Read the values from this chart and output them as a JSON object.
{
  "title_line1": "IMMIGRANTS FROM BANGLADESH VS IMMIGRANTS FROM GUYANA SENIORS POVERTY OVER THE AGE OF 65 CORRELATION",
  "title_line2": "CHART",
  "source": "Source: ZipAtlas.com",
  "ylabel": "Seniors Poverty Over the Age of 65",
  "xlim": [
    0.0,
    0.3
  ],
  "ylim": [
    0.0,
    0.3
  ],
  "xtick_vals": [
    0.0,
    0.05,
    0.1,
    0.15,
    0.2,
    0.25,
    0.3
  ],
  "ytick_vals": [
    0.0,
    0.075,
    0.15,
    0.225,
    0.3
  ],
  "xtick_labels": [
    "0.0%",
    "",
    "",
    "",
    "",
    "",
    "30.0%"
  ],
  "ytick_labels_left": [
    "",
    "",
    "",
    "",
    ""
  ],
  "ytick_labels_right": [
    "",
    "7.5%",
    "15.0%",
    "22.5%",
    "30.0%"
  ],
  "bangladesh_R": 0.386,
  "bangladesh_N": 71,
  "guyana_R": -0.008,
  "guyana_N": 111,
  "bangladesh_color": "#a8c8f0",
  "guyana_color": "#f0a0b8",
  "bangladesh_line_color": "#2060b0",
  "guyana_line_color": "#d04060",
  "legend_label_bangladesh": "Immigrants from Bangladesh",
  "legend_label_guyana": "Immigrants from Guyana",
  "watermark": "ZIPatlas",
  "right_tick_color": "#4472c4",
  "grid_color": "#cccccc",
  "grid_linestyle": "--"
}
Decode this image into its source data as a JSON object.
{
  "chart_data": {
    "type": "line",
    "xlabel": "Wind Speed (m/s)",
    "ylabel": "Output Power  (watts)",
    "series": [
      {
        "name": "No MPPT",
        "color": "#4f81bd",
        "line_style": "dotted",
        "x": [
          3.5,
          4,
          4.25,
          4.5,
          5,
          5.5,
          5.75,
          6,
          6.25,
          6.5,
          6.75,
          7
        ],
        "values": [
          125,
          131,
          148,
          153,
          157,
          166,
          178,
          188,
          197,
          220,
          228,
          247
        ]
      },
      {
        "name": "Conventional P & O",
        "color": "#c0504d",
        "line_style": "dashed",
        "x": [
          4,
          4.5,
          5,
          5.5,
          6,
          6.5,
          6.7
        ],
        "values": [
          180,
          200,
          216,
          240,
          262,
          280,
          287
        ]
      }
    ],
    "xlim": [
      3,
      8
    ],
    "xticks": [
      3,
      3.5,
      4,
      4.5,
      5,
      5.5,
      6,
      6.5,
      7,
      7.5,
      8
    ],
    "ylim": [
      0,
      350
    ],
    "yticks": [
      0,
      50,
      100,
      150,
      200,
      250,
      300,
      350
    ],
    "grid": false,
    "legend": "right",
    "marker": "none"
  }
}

* * * * * * *

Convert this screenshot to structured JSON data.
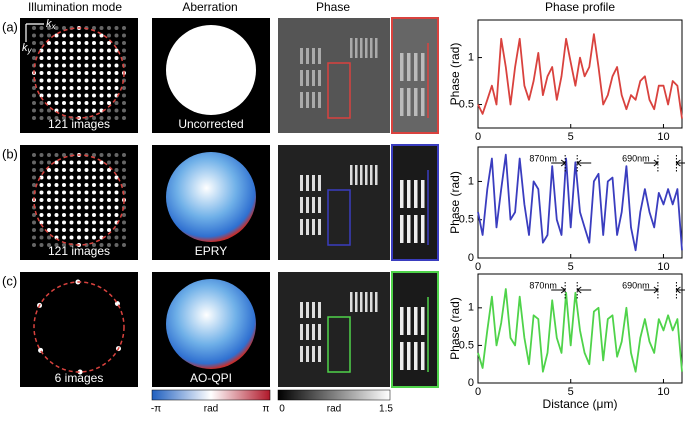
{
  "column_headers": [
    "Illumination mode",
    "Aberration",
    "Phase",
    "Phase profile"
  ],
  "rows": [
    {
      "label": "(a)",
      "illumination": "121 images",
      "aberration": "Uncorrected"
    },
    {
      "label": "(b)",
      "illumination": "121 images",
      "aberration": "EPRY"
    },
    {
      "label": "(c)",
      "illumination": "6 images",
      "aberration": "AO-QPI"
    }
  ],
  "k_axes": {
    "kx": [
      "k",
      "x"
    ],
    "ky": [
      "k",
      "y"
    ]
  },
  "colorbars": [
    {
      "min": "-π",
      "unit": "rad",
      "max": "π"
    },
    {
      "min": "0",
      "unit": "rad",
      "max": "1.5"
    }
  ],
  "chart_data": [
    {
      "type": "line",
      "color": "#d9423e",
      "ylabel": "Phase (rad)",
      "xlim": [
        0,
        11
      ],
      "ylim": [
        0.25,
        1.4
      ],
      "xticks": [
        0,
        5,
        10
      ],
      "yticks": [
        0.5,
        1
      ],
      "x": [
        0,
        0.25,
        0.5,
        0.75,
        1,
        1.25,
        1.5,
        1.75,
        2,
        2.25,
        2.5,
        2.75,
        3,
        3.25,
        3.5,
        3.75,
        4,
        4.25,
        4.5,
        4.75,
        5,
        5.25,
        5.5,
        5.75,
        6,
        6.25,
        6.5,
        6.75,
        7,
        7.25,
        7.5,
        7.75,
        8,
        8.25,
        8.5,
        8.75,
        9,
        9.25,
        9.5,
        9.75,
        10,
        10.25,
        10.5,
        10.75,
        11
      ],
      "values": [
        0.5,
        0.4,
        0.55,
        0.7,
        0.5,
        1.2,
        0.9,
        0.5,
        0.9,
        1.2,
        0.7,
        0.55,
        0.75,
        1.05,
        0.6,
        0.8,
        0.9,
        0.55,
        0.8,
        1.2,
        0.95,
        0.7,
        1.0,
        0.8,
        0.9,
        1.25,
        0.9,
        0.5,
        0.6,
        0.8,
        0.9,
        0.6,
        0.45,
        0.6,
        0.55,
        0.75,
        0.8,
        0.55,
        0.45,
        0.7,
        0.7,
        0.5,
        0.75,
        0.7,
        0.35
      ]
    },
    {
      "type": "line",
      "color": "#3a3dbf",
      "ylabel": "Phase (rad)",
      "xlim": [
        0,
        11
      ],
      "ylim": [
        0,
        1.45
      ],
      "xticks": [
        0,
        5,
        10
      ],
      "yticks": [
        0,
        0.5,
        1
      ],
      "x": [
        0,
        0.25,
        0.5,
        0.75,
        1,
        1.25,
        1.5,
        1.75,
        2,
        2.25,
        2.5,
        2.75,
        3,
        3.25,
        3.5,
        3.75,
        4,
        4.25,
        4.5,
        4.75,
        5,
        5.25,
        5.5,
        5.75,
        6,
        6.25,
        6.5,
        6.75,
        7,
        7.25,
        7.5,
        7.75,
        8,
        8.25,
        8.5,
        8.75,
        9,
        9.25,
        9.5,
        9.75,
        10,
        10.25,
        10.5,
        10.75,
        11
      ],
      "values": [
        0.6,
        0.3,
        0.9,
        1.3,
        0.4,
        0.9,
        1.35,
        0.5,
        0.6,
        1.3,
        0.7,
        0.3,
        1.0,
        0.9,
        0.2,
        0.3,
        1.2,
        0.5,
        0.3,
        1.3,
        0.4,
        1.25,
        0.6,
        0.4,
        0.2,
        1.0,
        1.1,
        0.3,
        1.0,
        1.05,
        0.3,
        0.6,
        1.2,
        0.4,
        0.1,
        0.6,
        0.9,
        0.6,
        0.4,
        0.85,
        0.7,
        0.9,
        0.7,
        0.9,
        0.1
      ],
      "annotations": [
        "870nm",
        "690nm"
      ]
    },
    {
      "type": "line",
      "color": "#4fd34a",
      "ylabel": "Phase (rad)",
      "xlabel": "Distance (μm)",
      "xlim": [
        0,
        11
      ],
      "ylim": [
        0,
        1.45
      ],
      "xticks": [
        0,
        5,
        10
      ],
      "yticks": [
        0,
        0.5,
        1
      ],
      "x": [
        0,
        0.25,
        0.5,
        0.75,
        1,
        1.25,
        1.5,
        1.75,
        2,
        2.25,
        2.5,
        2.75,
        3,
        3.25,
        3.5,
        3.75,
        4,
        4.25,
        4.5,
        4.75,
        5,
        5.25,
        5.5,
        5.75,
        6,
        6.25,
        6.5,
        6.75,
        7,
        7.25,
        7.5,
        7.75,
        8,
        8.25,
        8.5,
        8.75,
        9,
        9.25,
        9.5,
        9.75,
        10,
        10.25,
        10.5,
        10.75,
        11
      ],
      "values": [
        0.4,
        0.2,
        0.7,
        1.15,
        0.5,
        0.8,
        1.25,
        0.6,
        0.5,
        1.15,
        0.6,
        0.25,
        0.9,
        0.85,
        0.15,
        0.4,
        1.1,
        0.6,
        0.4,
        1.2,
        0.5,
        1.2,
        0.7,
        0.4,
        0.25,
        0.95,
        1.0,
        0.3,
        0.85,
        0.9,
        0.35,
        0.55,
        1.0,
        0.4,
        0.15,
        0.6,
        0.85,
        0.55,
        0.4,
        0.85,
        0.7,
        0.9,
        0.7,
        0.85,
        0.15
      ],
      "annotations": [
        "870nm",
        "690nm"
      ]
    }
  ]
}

* * * * * * *

◆ **THE EXERCISE**
From the listing above, find the number of lines with the word "object" in them. Answer with the number only.

◆ **EXPECTED ANSWER**
2